Render each line of the listing below as a row of a Markdown table with two columns, Row and Line, leaving out blank lines.

▬▬▬▬▬▬▬▬▬▬

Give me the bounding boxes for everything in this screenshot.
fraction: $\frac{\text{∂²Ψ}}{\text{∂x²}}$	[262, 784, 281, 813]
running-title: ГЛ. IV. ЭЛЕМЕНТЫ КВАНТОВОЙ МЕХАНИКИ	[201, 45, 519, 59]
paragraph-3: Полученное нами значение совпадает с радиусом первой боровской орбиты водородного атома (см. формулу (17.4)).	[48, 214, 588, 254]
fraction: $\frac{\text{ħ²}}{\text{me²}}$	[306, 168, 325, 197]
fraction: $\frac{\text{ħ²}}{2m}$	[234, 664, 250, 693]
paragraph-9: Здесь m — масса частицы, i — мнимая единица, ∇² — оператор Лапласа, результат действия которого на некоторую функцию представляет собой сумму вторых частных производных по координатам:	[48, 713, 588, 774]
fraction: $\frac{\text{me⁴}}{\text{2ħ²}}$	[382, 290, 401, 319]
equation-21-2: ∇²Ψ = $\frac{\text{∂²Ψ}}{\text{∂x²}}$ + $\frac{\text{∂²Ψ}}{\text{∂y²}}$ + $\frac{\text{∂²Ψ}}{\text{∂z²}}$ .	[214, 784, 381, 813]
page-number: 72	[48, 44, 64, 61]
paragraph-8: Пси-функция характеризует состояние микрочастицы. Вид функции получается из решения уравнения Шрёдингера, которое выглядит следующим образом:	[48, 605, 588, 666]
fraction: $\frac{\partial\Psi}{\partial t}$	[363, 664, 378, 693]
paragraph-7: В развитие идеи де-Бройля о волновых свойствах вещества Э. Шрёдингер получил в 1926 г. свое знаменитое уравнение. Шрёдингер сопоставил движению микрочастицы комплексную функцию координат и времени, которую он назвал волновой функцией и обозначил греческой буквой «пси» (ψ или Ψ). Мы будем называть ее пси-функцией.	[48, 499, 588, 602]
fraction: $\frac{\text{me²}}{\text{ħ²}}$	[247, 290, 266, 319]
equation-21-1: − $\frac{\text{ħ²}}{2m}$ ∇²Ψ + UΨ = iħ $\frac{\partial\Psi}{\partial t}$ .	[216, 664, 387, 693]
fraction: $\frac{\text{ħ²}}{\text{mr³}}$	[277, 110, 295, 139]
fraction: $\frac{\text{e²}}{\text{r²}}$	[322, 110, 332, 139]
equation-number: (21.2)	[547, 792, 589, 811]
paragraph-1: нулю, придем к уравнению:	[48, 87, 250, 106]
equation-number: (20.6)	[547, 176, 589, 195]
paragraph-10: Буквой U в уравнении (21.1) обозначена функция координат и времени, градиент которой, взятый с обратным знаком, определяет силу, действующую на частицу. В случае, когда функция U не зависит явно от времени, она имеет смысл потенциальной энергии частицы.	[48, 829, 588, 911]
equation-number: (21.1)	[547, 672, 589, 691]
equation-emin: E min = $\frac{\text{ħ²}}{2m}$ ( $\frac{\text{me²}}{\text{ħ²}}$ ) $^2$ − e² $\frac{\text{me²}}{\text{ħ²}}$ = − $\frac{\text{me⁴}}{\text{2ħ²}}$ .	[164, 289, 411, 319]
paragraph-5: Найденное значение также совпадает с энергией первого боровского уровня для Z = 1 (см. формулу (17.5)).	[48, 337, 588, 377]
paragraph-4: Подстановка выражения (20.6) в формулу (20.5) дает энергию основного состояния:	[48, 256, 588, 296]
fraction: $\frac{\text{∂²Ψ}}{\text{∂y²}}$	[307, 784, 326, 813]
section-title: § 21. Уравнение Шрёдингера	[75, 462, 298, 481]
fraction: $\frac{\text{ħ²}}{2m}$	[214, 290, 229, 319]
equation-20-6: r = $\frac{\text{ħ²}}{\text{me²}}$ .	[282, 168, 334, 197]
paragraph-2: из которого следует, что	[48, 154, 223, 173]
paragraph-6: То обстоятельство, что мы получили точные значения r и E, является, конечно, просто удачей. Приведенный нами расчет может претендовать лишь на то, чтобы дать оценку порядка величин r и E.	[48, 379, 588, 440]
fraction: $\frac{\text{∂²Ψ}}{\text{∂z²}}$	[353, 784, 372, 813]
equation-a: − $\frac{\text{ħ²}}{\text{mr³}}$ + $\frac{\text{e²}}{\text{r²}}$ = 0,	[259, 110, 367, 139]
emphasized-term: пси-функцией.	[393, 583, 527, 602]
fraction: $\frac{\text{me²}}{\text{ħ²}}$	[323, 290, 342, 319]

▬▬▬▬▬▬▬▬▬▬

__Finished exercise__.
| Row | Line |
|---|---|
| 1 | Give me the bounding boxes for everything in this screenshot. |
| 2 | fraction: $\frac{\text{∂²Ψ}}{\text{∂x²}}$	[262, 784, 281, 813] |
| 3 | running-title: ГЛ. IV. ЭЛЕМЕНТЫ КВАНТОВОЙ МЕХАНИКИ	[201, 45, 519, 59] |
| 4 | paragraph-3: Полученное нами значение совпадает с радиусом первой боровской орбиты водородного атома (см. формулу (17.4)).	[48, 214, 588, 254] |
| 5 | fraction: $\frac{\text{ħ²}}{\text{me²}}$	[306, 168, 325, 197] |
| 6 | fraction: $\frac{\text{ħ²}}{2m}$	[234, 664, 250, 693] |
| 7 | paragraph-9: Здесь m — масса частицы, i — мнимая единица, ∇² — оператор Лапласа, результат действия которого на некоторую функцию представляет собой сумму вторых частных производных по координатам:	[48, 713, 588, 774] |
| 8 | fraction: $\frac{\text{me⁴}}{\text{2ħ²}}$	[382, 290, 401, 319] |
| 9 | equation-21-2: ∇²Ψ = $\frac{\text{∂²Ψ}}{\text{∂x²}}$ + $\frac{\text{∂²Ψ}}{\text{∂y²}}$ + $\frac{\text{∂²Ψ}}{\text{∂z²}}$ .	[214, 784, 381, 813] |
| 10 | page-number: 72	[48, 44, 64, 61] |
| 11 | paragraph-8: Пси-функция характеризует состояние микрочастицы. Вид функции получается из решения уравнения Шрёдингера, которое выглядит следующим образом:	[48, 605, 588, 666] |
| 12 | fraction: $\frac{\partial\Psi}{\partial t}$	[363, 664, 378, 693] |
| 13 | paragraph-7: В развитие идеи де-Бройля о волновых свойствах вещества Э. Шрёдингер получил в 1926 г. свое знаменитое уравнение. Шрёдингер сопоставил движению микрочастицы комплексную функцию координат и времени, которую он назвал волновой функцией и обозначил греческой буквой «пси» (ψ или Ψ). Мы будем называть ее пси-функцией.	[48, 499, 588, 602] |
| 14 | fraction: $\frac{\text{me²}}{\text{ħ²}}$	[247, 290, 266, 319] |
| 15 | equation-21-1: − $\frac{\text{ħ²}}{2m}$ ∇²Ψ + UΨ = iħ $\frac{\partial\Psi}{\partial t}$ .	[216, 664, 387, 693] |
| 16 | fraction: $\frac{\text{ħ²}}{\text{mr³}}$	[277, 110, 295, 139] |
| 17 | fraction: $\frac{\text{e²}}{\text{r²}}$	[322, 110, 332, 139] |
| 18 | equation-number: (21.2)	[547, 792, 589, 811] |
| 19 | paragraph-1: нулю, придем к уравнению:	[48, 87, 250, 106] |
| 20 | equation-number: (20.6)	[547, 176, 589, 195] |
| 21 | paragraph-10: Буквой U в уравнении (21.1) обозначена функция координат и времени, градиент которой, взятый с обратным знаком, определяет силу, действующую на частицу. В случае, когда функция U не зависит явно от времени, она имеет смысл потенциальной энергии частицы.	[48, 829, 588, 911] |
| 22 | equation-number: (21.1)	[547, 672, 589, 691] |
| 23 | equation-emin: E min = $\frac{\text{ħ²}}{2m}$ ( $\frac{\text{me²}}{\text{ħ²}}$ ) $^2$ − e² $\frac{\text{me²}}{\text{ħ²}}$ = − $\frac{\text{me⁴}}{\text{2ħ²}}$ .	[164, 289, 411, 319] |
| 24 | paragraph-5: Найденное значение также совпадает с энергией первого боровского уровня для Z = 1 (см. формулу (17.5)).	[48, 337, 588, 377] |
| 25 | paragraph-4: Подстановка выражения (20.6) в формулу (20.5) дает энергию основного состояния:	[48, 256, 588, 296] |
| 26 | fraction: $\frac{\text{∂²Ψ}}{\text{∂y²}}$	[307, 784, 326, 813] |
| 27 | section-title: § 21. Уравнение Шрёдингера	[75, 462, 298, 481] |
| 28 | fraction: $\frac{\text{ħ²}}{2m}$	[214, 290, 229, 319] |
| 29 | equation-20-6: r = $\frac{\text{ħ²}}{\text{me²}}$ .	[282, 168, 334, 197] |
| 30 | paragraph-2: из которого следует, что	[48, 154, 223, 173] |
| 31 | paragraph-6: То обстоятельство, что мы получили точные значения r и E, является, конечно, просто удачей. Приведенный нами расчет может претендовать лишь на то, чтобы дать оценку порядка величин r и E.	[48, 379, 588, 440] |
| 32 | fraction: $\frac{\text{∂²Ψ}}{\text{∂z²}}$	[353, 784, 372, 813] |
| 33 | equation-a: − $\frac{\text{ħ²}}{\text{mr³}}$ + $\frac{\text{e²}}{\text{r²}}$ = 0,	[259, 110, 367, 139] |
| 34 | emphasized-term: пси-функцией.	[393, 583, 527, 602] |
| 35 | fraction: $\frac{\text{me²}}{\text{ħ²}}$	[323, 290, 342, 319] |